**PROBLEM DESCRIPTION:** Here are some records; copy every line that holds the word "البخاري".

═══ PROVIDED RECORDS

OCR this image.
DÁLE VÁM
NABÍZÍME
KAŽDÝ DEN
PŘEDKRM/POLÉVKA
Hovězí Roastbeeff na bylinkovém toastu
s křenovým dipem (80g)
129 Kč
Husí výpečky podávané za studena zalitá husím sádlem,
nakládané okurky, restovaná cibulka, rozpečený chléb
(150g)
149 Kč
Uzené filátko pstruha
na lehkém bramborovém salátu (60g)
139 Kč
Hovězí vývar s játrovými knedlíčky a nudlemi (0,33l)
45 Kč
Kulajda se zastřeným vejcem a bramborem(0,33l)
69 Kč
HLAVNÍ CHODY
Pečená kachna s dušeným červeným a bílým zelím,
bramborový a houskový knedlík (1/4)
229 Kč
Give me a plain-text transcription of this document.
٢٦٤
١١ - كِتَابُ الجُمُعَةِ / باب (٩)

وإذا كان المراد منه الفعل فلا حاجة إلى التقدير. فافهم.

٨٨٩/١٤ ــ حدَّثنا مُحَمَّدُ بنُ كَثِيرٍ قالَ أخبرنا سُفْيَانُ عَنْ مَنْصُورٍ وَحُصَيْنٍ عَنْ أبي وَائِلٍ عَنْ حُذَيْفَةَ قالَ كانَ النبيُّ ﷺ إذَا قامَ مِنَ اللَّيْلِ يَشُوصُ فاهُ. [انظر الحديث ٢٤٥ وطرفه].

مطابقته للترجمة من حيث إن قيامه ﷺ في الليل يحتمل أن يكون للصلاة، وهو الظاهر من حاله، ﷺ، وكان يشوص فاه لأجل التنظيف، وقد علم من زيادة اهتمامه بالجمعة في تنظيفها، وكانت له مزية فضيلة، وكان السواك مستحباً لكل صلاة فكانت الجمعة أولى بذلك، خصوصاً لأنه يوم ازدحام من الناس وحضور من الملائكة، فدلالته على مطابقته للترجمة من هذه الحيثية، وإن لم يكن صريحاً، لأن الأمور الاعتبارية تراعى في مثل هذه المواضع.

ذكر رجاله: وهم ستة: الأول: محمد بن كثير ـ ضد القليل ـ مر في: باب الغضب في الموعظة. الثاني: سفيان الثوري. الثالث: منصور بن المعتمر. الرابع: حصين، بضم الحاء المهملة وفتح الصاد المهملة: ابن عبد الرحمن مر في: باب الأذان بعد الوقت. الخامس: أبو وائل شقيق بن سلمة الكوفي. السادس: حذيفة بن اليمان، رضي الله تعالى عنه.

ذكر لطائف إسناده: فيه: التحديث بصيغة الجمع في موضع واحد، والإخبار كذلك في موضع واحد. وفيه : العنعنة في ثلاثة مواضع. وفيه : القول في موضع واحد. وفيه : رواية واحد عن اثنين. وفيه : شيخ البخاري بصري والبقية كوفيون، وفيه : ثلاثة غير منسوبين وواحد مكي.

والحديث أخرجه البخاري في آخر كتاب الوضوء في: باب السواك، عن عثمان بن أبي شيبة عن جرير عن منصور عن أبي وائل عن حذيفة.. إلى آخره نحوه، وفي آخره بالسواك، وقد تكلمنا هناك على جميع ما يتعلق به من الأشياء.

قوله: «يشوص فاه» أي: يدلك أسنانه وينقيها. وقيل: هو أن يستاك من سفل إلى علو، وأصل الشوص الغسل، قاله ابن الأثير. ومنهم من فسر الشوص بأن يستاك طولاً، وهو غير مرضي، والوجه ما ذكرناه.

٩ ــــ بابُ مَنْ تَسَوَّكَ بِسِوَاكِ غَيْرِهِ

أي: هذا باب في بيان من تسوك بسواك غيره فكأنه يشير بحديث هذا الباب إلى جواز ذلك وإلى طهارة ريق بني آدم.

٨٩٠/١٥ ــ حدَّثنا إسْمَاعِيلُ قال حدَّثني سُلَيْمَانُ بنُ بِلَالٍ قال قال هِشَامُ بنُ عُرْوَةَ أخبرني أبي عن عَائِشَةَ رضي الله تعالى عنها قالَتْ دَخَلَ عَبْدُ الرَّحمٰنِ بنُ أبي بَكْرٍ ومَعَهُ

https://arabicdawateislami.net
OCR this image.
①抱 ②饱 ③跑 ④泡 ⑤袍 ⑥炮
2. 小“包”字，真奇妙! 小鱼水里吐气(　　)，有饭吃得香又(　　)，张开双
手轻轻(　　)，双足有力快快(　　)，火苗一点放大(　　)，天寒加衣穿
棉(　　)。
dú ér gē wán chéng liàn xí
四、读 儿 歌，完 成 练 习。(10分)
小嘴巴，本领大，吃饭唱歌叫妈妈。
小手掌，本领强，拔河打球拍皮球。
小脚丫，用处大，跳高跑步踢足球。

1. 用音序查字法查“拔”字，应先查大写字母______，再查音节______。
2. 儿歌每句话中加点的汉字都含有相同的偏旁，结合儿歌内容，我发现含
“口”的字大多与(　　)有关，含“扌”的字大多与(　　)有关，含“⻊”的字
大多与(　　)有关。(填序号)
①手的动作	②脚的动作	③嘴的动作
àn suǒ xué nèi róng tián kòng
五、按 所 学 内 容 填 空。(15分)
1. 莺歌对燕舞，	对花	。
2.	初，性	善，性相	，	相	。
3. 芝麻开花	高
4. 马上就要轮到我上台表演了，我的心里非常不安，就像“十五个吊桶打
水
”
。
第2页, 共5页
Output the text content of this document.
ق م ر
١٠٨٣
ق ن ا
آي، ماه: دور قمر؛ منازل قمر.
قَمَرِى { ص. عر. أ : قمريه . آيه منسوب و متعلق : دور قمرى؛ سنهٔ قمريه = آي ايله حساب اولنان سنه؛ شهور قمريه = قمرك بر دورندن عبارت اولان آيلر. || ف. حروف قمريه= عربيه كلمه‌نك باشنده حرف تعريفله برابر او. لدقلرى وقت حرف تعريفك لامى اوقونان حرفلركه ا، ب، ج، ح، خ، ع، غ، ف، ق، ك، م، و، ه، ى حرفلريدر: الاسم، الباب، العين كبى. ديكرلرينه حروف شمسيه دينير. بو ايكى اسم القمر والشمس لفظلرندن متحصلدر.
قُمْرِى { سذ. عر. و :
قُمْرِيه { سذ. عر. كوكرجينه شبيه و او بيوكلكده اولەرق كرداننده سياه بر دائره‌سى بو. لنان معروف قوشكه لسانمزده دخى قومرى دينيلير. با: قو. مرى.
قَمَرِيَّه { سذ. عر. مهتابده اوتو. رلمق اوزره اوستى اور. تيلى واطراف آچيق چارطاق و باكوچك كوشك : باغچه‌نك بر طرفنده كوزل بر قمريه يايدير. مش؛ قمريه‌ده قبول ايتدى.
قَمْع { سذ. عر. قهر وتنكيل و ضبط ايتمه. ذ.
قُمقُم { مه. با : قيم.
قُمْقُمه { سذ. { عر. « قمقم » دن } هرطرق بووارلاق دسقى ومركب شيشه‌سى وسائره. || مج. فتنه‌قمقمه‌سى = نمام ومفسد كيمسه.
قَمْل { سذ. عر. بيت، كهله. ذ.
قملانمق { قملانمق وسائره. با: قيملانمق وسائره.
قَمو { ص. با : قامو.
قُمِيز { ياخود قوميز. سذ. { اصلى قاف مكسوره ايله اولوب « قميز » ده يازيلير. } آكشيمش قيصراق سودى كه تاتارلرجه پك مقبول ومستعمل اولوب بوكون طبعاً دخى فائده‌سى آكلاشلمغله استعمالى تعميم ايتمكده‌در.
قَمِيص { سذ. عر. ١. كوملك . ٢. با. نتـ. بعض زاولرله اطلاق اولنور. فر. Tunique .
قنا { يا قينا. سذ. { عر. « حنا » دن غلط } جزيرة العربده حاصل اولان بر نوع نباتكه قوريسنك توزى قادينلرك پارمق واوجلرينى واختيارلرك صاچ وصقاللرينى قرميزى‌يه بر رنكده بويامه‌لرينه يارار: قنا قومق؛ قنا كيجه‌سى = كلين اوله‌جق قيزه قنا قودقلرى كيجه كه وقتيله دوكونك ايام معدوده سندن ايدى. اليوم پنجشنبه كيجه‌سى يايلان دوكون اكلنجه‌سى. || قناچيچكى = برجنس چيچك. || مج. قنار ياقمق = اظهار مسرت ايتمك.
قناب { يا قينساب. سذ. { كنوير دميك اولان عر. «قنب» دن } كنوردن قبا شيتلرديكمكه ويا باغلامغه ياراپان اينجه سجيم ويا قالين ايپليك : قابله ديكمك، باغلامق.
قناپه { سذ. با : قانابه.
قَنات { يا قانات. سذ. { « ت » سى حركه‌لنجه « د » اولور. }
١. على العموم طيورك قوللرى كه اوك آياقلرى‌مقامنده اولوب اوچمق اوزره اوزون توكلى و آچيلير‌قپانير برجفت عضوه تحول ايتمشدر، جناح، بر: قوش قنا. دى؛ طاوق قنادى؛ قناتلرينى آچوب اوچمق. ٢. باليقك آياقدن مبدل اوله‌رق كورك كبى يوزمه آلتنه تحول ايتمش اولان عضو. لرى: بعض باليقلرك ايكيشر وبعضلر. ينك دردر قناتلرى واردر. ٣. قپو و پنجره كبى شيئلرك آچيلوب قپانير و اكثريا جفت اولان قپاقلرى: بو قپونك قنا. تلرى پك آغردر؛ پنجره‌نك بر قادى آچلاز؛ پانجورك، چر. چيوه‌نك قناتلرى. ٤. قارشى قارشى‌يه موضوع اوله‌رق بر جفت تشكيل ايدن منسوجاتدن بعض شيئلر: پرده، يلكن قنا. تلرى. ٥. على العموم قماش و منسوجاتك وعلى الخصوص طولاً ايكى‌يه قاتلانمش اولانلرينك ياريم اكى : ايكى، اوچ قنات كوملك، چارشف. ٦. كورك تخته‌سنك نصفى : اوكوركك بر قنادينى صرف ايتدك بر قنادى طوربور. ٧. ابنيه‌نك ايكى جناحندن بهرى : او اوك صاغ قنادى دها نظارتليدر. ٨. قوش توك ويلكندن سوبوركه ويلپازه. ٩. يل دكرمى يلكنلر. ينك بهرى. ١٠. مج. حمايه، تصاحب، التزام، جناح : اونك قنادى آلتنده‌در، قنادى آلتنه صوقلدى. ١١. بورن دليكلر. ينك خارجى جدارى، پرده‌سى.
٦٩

══════

**ANSWER TO THE TASK:**
ذكر لطائف إسناده: فيه: التحديث بصيغة الجمع في موضع واحد، والإخبار كذلك في موضع واحد. وفيه : العنعنة في ثلاثة مواضع. وفيه : القول في موضع واحد. وفيه : رواية واحد عن اثنين. وفيه : شيخ البخاري بصري والبقية كوفيون، وفيه : ثلاثة غير منسوبين وواحد مكي.
والحديث أخرجه البخاري في آخر كتاب الوضوء في: باب السواك، عن عثمان بن أبي شيبة عن جرير عن منصور عن أبي وائل عن حذيفة.. إلى آخره نحوه، وفي آخره بالسواك، وقد تكلمنا هناك على جميع ما يتعلق به من الأشياء.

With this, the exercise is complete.